[Saved entries]
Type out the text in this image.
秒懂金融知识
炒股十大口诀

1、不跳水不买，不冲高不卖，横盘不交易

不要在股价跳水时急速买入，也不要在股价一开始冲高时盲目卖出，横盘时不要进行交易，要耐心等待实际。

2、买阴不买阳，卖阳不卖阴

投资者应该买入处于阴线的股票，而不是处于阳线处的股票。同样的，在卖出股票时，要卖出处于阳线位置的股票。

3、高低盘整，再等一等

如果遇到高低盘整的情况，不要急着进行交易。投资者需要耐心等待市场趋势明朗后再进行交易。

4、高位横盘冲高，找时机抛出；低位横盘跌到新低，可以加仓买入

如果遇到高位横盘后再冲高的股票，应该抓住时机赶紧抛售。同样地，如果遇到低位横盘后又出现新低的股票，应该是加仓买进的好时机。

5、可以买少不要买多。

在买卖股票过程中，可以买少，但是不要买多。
---
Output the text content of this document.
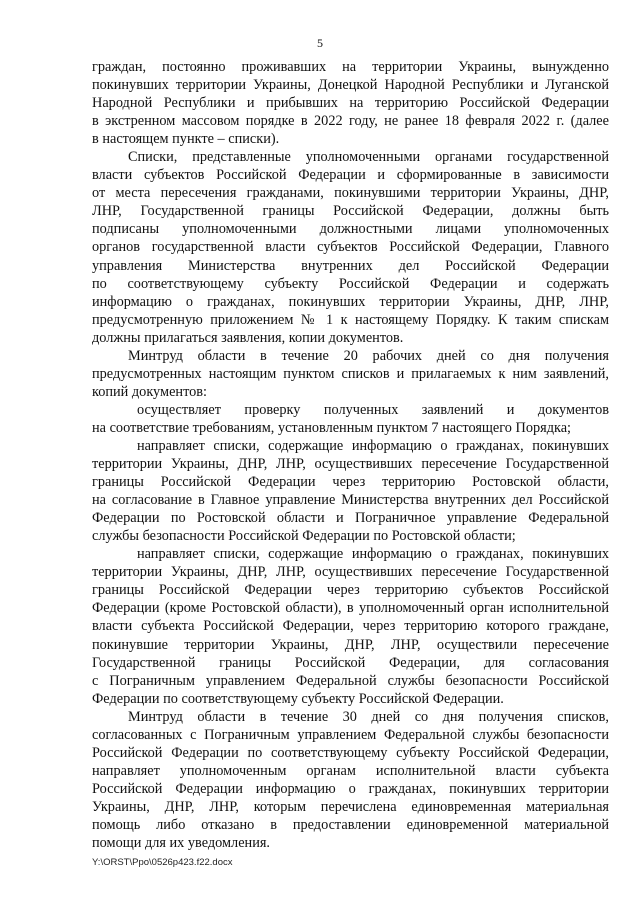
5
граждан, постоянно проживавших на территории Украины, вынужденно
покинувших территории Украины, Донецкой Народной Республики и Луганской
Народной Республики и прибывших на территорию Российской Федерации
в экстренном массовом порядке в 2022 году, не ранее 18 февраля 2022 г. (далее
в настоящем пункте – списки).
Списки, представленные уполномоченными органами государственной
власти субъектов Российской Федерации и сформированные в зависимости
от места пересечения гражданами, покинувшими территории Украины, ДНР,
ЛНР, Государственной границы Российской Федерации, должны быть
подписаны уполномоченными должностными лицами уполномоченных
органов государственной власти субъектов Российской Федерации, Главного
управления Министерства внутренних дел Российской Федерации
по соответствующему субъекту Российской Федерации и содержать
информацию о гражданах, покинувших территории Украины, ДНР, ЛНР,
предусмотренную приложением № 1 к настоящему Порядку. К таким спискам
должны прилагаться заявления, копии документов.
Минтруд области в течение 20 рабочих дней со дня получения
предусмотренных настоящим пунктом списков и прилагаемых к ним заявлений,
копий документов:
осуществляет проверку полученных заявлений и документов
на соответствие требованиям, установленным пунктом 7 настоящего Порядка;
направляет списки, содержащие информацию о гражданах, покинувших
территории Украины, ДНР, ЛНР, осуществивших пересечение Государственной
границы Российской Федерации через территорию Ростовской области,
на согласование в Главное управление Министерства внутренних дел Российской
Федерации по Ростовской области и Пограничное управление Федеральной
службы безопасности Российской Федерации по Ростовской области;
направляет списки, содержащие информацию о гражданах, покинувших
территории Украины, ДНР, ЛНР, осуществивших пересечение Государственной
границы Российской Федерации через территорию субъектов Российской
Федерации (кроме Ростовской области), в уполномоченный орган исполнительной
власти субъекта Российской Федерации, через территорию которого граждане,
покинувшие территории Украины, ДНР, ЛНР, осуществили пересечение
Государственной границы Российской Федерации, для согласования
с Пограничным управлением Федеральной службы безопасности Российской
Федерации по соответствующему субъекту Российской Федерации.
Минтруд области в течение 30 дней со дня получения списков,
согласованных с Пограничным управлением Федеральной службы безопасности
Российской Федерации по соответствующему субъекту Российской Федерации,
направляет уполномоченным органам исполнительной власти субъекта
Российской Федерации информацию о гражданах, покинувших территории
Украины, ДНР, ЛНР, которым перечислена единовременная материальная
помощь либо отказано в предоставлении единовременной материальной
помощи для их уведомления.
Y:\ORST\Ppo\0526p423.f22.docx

# Instructions for the task
Reproduce each line holding the word "границы".

# Full solution
ЛНР, Государственной границы Российской Федерации, должны быть
границы Российской Федерации через территорию Ростовской области,
границы Российской Федерации через территорию субъектов Российской
Государственной границы Российской Федерации, для согласования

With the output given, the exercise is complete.